Entries from a dataset
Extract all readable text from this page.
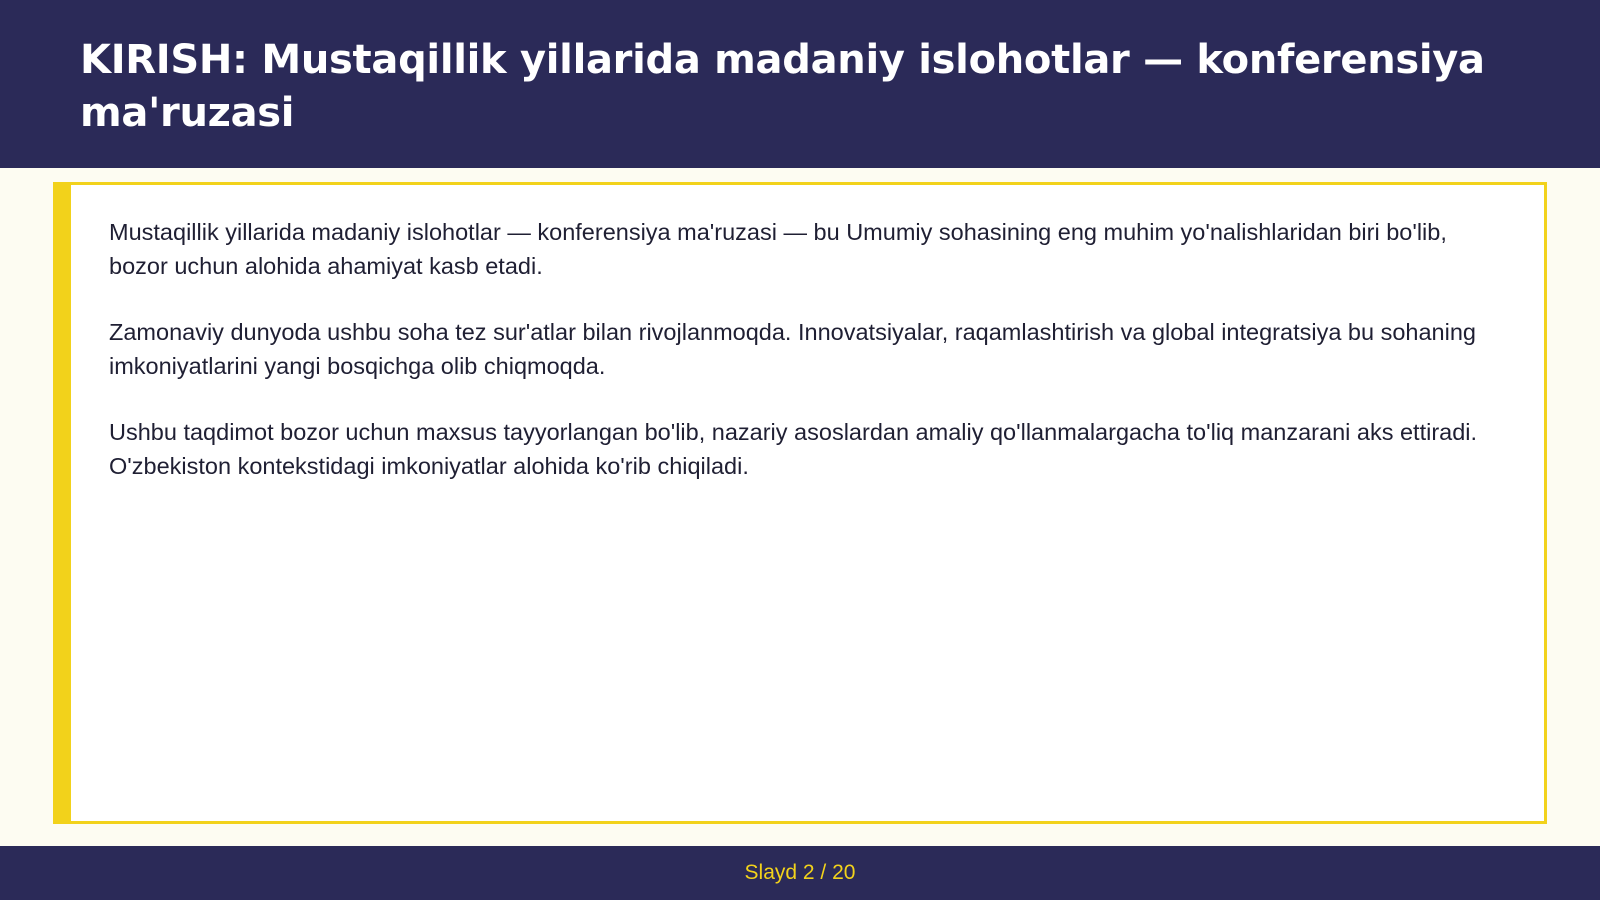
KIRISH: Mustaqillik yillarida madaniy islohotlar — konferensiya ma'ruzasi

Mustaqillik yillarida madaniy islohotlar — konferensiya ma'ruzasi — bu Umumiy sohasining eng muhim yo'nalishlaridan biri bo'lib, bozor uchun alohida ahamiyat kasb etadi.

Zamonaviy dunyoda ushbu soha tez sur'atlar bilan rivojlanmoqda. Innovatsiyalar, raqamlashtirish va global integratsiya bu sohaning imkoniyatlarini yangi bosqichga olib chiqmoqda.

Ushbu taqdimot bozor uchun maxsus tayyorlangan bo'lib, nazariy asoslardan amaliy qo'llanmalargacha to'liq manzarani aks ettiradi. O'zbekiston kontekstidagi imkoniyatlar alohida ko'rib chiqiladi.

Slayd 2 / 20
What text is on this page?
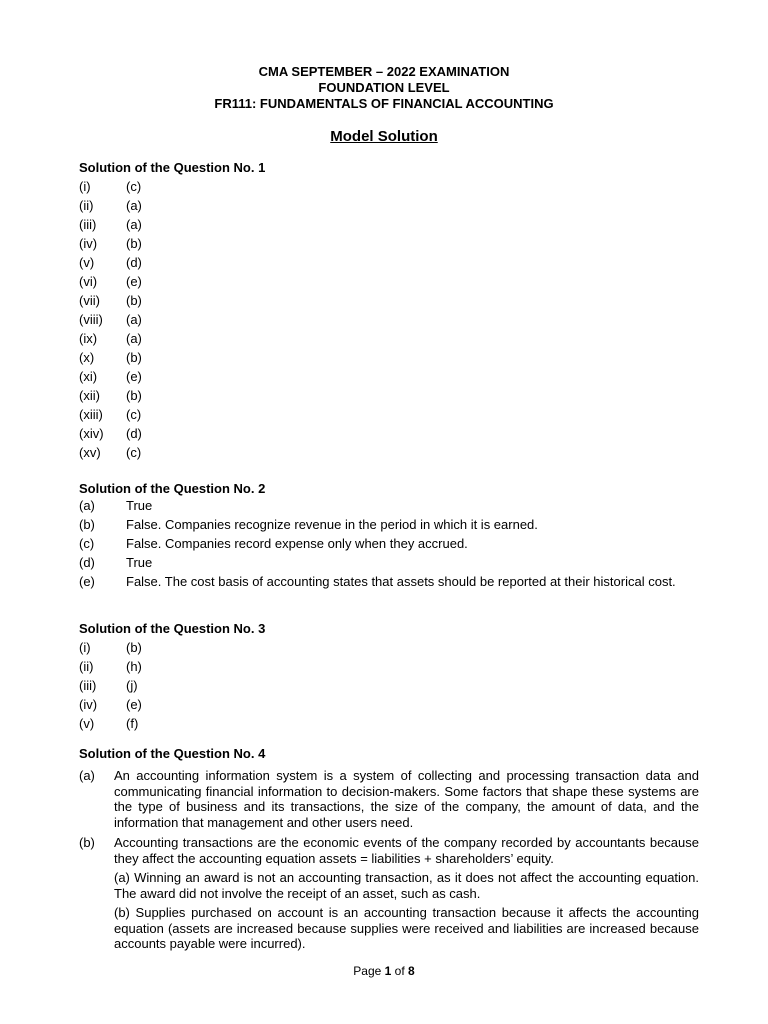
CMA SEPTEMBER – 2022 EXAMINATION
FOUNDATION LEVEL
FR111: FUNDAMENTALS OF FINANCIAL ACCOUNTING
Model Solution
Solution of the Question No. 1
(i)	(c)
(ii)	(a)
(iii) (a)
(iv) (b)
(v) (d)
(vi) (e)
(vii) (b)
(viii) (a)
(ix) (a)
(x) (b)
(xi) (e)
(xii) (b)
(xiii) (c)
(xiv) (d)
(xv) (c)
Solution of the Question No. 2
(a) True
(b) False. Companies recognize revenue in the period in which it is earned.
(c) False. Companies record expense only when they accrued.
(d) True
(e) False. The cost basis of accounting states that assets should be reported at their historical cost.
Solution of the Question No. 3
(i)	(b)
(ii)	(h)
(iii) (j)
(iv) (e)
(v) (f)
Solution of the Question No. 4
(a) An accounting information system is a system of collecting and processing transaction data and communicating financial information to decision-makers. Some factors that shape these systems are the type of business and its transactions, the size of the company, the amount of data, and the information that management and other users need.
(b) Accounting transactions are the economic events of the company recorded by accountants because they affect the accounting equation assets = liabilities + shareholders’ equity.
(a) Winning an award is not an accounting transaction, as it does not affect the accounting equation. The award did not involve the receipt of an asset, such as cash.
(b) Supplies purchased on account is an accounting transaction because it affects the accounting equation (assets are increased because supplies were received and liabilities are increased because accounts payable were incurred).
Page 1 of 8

» Exercise objective
Leave the pictures out and output the rest of the listing exactly.

» Expected answer
Extract all readable text from this page.
KIRISH: Mustaqillik yillarida madaniy islohotlar — konferensiya ma'ruzasi

Mustaqillik yillarida madaniy islohotlar — konferensiya ma'ruzasi — bu Umumiy sohasining eng muhim yo'nalishlaridan biri bo'lib, bozor uchun alohida ahamiyat kasb etadi.

Zamonaviy dunyoda ushbu soha tez sur'atlar bilan rivojlanmoqda. Innovatsiyalar, raqamlashtirish va global integratsiya bu sohaning imkoniyatlarini yangi bosqichga olib chiqmoqda.

Ushbu taqdimot bozor uchun maxsus tayyorlangan bo'lib, nazariy asoslardan amaliy qo'llanmalargacha to'liq manzarani aks ettiradi. O'zbekiston kontekstidagi imkoniyatlar alohida ko'rib chiqiladi.

Slayd 2 / 20
What text is on this page?
CMA SEPTEMBER – 2022 EXAMINATION
FOUNDATION LEVEL
FR111: FUNDAMENTALS OF FINANCIAL ACCOUNTING
Model Solution
Solution of the Question No. 1
(i)	(c)
(ii)	(a)
(iii) (a)
(iv) (b)
(v) (d)
(vi) (e)
(vii) (b)
(viii) (a)
(ix) (a)
(x) (b)
(xi) (e)
(xii) (b)
(xiii) (c)
(xiv) (d)
(xv) (c)
Solution of the Question No. 2
(a) True
(b) False. Companies recognize revenue in the period in which it is earned.
(c) False. Companies record expense only when they accrued.
(d) True
(e) False. The cost basis of accounting states that assets should be reported at their historical cost.
Solution of the Question No. 3
(i)	(b)
(ii)	(h)
(iii) (j)
(iv) (e)
(v) (f)
Solution of the Question No. 4
(a) An accounting information system is a system of collecting and processing transaction data and communicating financial information to decision-makers. Some factors that shape these systems are the type of business and its transactions, the size of the company, the amount of data, and the information that management and other users need.
(b) Accounting transactions are the economic events of the company recorded by accountants because they affect the accounting equation assets = liabilities + shareholders’ equity.
(a) Winning an award is not an accounting transaction, as it does not affect the accounting equation. The award did not involve the receipt of an asset, such as cash.
(b) Supplies purchased on account is an accounting transaction because it affects the accounting equation (assets are increased because supplies were received and liabilities are increased because accounts payable were incurred).
Page 1 of 8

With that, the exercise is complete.